- [Required task] Reproduce all lines of the listing below in which the word "positive" occurs.
— Begin Records for the task —
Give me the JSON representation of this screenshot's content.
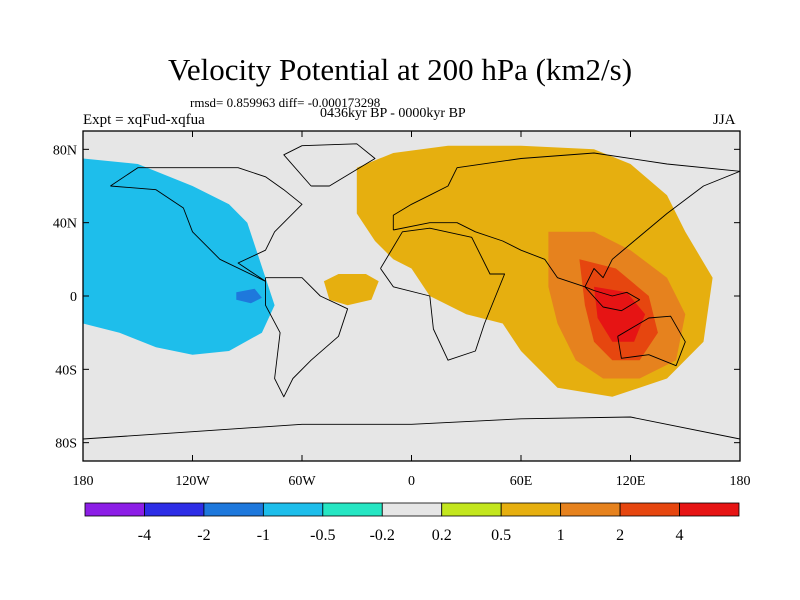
{
  "header": {
    "title": "Velocity Potential at 200 hPa (km2/s)",
    "stats": "rmsd= 0.859963 diff= -0.000173298",
    "left_string": "Expt = xqFud-xqfua",
    "center_string": "0436kyr BP - 0000kyr BP",
    "right_string": "JJA"
  },
  "map": {
    "projection": "cylindrical-equidistant",
    "lon_range": [
      -180,
      180
    ],
    "lat_range": [
      -90,
      90
    ],
    "x_ticks": [
      {
        "lon": -180,
        "label": "180"
      },
      {
        "lon": -120,
        "label": "120W"
      },
      {
        "lon": -60,
        "label": "60W"
      },
      {
        "lon": 0,
        "label": "0"
      },
      {
        "lon": 60,
        "label": "60E"
      },
      {
        "lon": 120,
        "label": "120E"
      },
      {
        "lon": 180,
        "label": "180"
      }
    ],
    "y_ticks": [
      {
        "lat": 80,
        "label": "80N"
      },
      {
        "lat": 40,
        "label": "40N"
      },
      {
        "lat": 0,
        "label": "0"
      },
      {
        "lat": -40,
        "label": "40S"
      },
      {
        "lat": -80,
        "label": "80S"
      }
    ],
    "contour_regions": [
      {
        "level": -1,
        "name": "pacific-negative-core-region",
        "points": [
          [
            -180,
            75
          ],
          [
            -150,
            72
          ],
          [
            -120,
            60
          ],
          [
            -100,
            50
          ],
          [
            -90,
            40
          ],
          [
            -85,
            25
          ],
          [
            -80,
            10
          ],
          [
            -75,
            -5
          ],
          [
            -82,
            -20
          ],
          [
            -100,
            -30
          ],
          [
            -120,
            -32
          ],
          [
            -140,
            -28
          ],
          [
            -160,
            -20
          ],
          [
            -180,
            -15
          ]
        ]
      },
      {
        "level": -2,
        "name": "eastern-pacific-minimum",
        "points": [
          [
            -96,
            2
          ],
          [
            -86,
            4
          ],
          [
            -82,
            -1
          ],
          [
            -88,
            -4
          ],
          [
            -96,
            -2
          ]
        ]
      },
      {
        "level": 0.5,
        "name": "africa-eurasia-positive-region",
        "points": [
          [
            -30,
            70
          ],
          [
            -10,
            78
          ],
          [
            20,
            82
          ],
          [
            60,
            82
          ],
          [
            100,
            80
          ],
          [
            120,
            72
          ],
          [
            140,
            55
          ],
          [
            150,
            35
          ],
          [
            165,
            10
          ],
          [
            160,
            -25
          ],
          [
            140,
            -45
          ],
          [
            110,
            -55
          ],
          [
            80,
            -50
          ],
          [
            60,
            -30
          ],
          [
            50,
            -15
          ],
          [
            30,
            -10
          ],
          [
            10,
            0
          ],
          [
            0,
            15
          ],
          [
            -10,
            20
          ],
          [
            -20,
            30
          ],
          [
            -30,
            45
          ]
        ]
      },
      {
        "level": 0.5,
        "name": "west-atlantic-positive-lobe",
        "points": [
          [
            -48,
            8
          ],
          [
            -40,
            12
          ],
          [
            -25,
            12
          ],
          [
            -18,
            8
          ],
          [
            -22,
            -2
          ],
          [
            -35,
            -5
          ],
          [
            -45,
            -2
          ]
        ]
      },
      {
        "level": 1,
        "name": "indo-pacific-positive-region",
        "points": [
          [
            75,
            35
          ],
          [
            100,
            35
          ],
          [
            120,
            25
          ],
          [
            140,
            10
          ],
          [
            150,
            -10
          ],
          [
            145,
            -35
          ],
          [
            125,
            -45
          ],
          [
            105,
            -45
          ],
          [
            90,
            -35
          ],
          [
            80,
            -15
          ],
          [
            75,
            5
          ]
        ]
      },
      {
        "level": 2,
        "name": "indo-pacific-maximum",
        "points": [
          [
            92,
            20
          ],
          [
            112,
            15
          ],
          [
            130,
            0
          ],
          [
            135,
            -20
          ],
          [
            125,
            -35
          ],
          [
            110,
            -35
          ],
          [
            100,
            -25
          ],
          [
            95,
            -5
          ]
        ]
      },
      {
        "level": 4,
        "name": "maritime-continent-peak",
        "points": [
          [
            100,
            5
          ],
          [
            118,
            2
          ],
          [
            128,
            -10
          ],
          [
            122,
            -25
          ],
          [
            110,
            -25
          ],
          [
            102,
            -12
          ]
        ]
      }
    ],
    "coastlines": [
      {
        "name": "north-america-coast",
        "points": [
          [
            -165,
            60
          ],
          [
            -150,
            70
          ],
          [
            -120,
            70
          ],
          [
            -95,
            70
          ],
          [
            -80,
            65
          ],
          [
            -70,
            58
          ],
          [
            -60,
            50
          ],
          [
            -75,
            35
          ],
          [
            -80,
            25
          ],
          [
            -95,
            18
          ],
          [
            -80,
            8
          ],
          [
            -105,
            20
          ],
          [
            -120,
            35
          ],
          [
            -125,
            48
          ],
          [
            -140,
            58
          ],
          [
            -165,
            60
          ]
        ]
      },
      {
        "name": "greenland-coast",
        "points": [
          [
            -55,
            60
          ],
          [
            -45,
            60
          ],
          [
            -20,
            75
          ],
          [
            -30,
            83
          ],
          [
            -60,
            82
          ],
          [
            -70,
            77
          ],
          [
            -55,
            60
          ]
        ]
      },
      {
        "name": "south-america-coast",
        "points": [
          [
            -80,
            10
          ],
          [
            -60,
            10
          ],
          [
            -50,
            0
          ],
          [
            -35,
            -7
          ],
          [
            -40,
            -22
          ],
          [
            -55,
            -35
          ],
          [
            -65,
            -45
          ],
          [
            -70,
            -55
          ],
          [
            -75,
            -45
          ],
          [
            -72,
            -20
          ],
          [
            -80,
            -5
          ],
          [
            -80,
            10
          ]
        ]
      },
      {
        "name": "africa-coast",
        "points": [
          [
            -17,
            15
          ],
          [
            -5,
            35
          ],
          [
            10,
            37
          ],
          [
            33,
            32
          ],
          [
            43,
            12
          ],
          [
            51,
            12
          ],
          [
            40,
            -15
          ],
          [
            35,
            -30
          ],
          [
            20,
            -35
          ],
          [
            12,
            -18
          ],
          [
            10,
            0
          ],
          [
            -10,
            5
          ],
          [
            -17,
            15
          ]
        ]
      },
      {
        "name": "eurasia-coast",
        "points": [
          [
            -10,
            36
          ],
          [
            -10,
            44
          ],
          [
            0,
            50
          ],
          [
            10,
            55
          ],
          [
            20,
            60
          ],
          [
            25,
            70
          ],
          [
            60,
            75
          ],
          [
            100,
            78
          ],
          [
            140,
            72
          ],
          [
            180,
            68
          ],
          [
            160,
            60
          ],
          [
            140,
            45
          ],
          [
            122,
            30
          ],
          [
            110,
            20
          ],
          [
            105,
            10
          ],
          [
            100,
            15
          ],
          [
            95,
            5
          ],
          [
            80,
            10
          ],
          [
            73,
            20
          ],
          [
            60,
            25
          ],
          [
            50,
            30
          ],
          [
            35,
            35
          ],
          [
            25,
            40
          ],
          [
            10,
            40
          ],
          [
            -10,
            36
          ]
        ]
      },
      {
        "name": "australia-coast",
        "points": [
          [
            113,
            -22
          ],
          [
            130,
            -12
          ],
          [
            142,
            -11
          ],
          [
            150,
            -25
          ],
          [
            145,
            -38
          ],
          [
            130,
            -32
          ],
          [
            115,
            -34
          ],
          [
            113,
            -22
          ]
        ]
      },
      {
        "name": "antarctica-coast",
        "points": [
          [
            -180,
            -78
          ],
          [
            -120,
            -74
          ],
          [
            -60,
            -70
          ],
          [
            0,
            -70
          ],
          [
            60,
            -67
          ],
          [
            120,
            -66
          ],
          [
            180,
            -78
          ]
        ]
      },
      {
        "name": "indonesia-coast",
        "points": [
          [
            95,
            5
          ],
          [
            105,
            -6
          ],
          [
            115,
            -8
          ],
          [
            120,
            -5
          ],
          [
            125,
            -2
          ],
          [
            118,
            2
          ],
          [
            110,
            0
          ],
          [
            100,
            3
          ],
          [
            95,
            5
          ]
        ]
      }
    ]
  },
  "colorbar": {
    "colors": [
      "#8c1ee6",
      "#2d2de6",
      "#1e78dc",
      "#1ebeeb",
      "#26e6c3",
      "#e6e6e6",
      "#c3e61e",
      "#e6af0f",
      "#e6821e",
      "#e6460f",
      "#e61414"
    ],
    "ticks": [
      "-4",
      "-2",
      "-1",
      "-0.5",
      "-0.2",
      "0.2",
      "0.5",
      "1",
      "2",
      "4"
    ]
  }
}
— End Records for the task —
- [Correct response]
        "name": "africa-eurasia-positive-region",
        "name": "west-atlantic-positive-lobe",
        "name": "indo-pacific-positive-region",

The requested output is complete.